DIRECTIONS: Locate and copy each line in the data that contains the word "burning".

------------------------------------------------------------------------

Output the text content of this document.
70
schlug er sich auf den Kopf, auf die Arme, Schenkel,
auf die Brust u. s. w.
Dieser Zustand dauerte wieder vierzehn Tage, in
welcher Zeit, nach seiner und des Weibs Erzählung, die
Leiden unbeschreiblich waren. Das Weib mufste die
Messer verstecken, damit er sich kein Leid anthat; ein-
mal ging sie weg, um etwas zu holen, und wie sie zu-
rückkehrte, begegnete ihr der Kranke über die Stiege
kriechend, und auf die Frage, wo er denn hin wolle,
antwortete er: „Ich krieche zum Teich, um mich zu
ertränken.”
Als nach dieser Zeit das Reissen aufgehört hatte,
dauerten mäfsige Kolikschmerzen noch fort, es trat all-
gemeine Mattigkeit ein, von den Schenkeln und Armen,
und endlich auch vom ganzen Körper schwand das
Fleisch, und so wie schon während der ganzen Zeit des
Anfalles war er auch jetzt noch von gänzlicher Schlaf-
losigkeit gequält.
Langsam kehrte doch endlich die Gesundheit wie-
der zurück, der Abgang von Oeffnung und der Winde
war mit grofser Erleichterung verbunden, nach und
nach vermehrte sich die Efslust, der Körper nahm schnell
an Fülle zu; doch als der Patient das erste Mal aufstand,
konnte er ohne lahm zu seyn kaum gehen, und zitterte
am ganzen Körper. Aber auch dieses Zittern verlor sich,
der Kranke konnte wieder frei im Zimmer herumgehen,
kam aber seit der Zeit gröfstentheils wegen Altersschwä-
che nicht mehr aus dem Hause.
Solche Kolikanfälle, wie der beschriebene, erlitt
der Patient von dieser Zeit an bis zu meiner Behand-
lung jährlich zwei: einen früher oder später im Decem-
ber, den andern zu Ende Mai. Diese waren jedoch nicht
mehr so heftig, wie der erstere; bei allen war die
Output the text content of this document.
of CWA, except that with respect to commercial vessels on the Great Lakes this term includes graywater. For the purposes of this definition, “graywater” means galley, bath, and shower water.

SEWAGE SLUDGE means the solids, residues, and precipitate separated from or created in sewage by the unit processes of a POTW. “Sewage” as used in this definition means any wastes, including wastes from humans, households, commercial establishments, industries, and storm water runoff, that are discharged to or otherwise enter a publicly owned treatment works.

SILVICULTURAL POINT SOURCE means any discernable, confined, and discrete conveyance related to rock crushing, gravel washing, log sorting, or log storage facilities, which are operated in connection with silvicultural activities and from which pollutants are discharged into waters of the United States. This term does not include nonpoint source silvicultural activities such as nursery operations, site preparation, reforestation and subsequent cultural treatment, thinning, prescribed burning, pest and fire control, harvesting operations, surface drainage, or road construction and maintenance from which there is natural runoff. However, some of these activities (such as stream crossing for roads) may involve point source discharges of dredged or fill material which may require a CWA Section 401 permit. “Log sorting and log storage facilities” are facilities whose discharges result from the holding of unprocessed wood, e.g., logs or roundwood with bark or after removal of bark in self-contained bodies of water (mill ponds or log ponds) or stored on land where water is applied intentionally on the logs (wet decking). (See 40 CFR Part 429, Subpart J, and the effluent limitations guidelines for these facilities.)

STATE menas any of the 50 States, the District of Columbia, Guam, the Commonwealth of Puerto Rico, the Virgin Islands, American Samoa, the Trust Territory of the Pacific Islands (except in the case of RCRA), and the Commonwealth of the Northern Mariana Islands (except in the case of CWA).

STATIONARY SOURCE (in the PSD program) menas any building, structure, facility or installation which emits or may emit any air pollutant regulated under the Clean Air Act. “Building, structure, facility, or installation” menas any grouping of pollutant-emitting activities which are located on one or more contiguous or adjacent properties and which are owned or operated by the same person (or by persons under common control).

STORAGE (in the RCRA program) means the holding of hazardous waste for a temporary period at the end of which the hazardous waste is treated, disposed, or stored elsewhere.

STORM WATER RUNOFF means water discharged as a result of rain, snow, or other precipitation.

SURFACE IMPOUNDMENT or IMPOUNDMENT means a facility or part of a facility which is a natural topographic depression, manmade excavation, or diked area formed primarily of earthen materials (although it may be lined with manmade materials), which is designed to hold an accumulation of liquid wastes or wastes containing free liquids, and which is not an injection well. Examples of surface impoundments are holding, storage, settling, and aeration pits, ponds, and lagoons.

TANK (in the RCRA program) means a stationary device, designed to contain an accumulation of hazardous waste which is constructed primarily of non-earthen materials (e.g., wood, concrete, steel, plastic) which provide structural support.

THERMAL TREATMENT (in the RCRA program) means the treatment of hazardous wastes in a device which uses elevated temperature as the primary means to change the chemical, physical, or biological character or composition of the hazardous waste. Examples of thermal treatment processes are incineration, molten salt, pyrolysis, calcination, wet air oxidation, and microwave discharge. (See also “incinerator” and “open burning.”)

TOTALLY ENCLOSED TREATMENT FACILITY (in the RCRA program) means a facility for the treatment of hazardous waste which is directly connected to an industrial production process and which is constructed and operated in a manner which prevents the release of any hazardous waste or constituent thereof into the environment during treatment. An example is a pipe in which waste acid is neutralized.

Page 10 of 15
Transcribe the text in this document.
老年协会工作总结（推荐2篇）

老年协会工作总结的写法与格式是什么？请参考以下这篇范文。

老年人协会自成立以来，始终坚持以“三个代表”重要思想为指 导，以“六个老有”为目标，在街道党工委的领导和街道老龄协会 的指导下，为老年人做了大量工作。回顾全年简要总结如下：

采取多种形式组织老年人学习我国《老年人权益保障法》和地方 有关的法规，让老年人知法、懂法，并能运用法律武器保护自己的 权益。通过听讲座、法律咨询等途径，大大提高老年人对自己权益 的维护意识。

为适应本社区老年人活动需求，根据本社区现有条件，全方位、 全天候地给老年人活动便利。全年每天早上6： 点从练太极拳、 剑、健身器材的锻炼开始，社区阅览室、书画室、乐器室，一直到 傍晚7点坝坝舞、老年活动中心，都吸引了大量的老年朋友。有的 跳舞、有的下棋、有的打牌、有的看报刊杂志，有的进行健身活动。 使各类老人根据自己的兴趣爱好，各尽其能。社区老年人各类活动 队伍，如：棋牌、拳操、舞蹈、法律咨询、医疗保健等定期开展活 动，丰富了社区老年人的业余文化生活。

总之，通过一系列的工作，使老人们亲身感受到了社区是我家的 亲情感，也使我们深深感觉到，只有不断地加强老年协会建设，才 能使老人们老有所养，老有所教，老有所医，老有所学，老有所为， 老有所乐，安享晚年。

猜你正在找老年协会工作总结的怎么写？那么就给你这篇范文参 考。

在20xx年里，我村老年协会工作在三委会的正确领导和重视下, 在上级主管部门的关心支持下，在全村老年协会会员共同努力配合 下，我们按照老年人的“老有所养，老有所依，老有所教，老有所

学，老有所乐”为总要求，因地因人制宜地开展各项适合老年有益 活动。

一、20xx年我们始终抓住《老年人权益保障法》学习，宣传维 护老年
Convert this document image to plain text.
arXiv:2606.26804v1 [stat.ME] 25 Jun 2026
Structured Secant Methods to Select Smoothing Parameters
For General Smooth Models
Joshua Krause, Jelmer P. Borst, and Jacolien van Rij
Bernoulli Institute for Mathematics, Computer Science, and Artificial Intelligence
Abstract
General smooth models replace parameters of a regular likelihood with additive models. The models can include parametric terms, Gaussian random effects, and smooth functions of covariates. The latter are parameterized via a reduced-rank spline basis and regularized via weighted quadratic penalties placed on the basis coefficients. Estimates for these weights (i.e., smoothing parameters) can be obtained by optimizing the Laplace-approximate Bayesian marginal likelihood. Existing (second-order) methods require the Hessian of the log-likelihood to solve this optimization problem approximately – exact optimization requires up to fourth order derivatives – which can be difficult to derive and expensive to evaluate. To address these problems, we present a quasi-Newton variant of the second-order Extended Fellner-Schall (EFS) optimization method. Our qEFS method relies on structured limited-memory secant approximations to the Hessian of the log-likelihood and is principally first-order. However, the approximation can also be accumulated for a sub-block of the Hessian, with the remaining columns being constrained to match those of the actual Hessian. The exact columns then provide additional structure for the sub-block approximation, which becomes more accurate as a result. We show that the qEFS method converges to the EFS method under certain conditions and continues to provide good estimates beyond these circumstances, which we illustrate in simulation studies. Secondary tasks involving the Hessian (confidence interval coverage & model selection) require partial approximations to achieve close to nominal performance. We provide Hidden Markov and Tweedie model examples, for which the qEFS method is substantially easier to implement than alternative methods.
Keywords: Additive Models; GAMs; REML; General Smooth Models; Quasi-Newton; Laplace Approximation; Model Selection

------------------------------------------------------------------------

PROBLEM SOLUTION:
SILVICULTURAL POINT SOURCE means any discernable, confined, and discrete conveyance related to rock crushing, gravel washing, log sorting, or log storage facilities, which are operated in connection with silvicultural activities and from which pollutants are discharged into waters of the United States. This term does not include nonpoint source silvicultural activities such as nursery operations, site preparation, reforestation and subsequent cultural treatment, thinning, prescribed burning, pest and fire control, harvesting operations, surface drainage, or road construction and maintenance from which there is natural runoff. However, some of these activities (such as stream crossing for roads) may involve point source discharges of dredged or fill material which may require a CWA Section 401 permit. “Log sorting and log storage facilities” are facilities whose discharges result from the holding of unprocessed wood, e.g., logs or roundwood with bark or after removal of bark in self-contained bodies of water (mill ponds or log ponds) or stored on land where water is applied intentionally on the logs (wet decking). (See 40 CFR Part 429, Subpart J, and the effluent limitations guidelines for these facilities.)
THERMAL TREATMENT (in the RCRA program) means the treatment of hazardous wastes in a device which uses elevated temperature as the primary means to change the chemical, physical, or biological character or composition of the hazardous waste. Examples of thermal treatment processes are incineration, molten salt, pyrolysis, calcination, wet air oxidation, and microwave discharge. (See also “incinerator” and “open burning.”)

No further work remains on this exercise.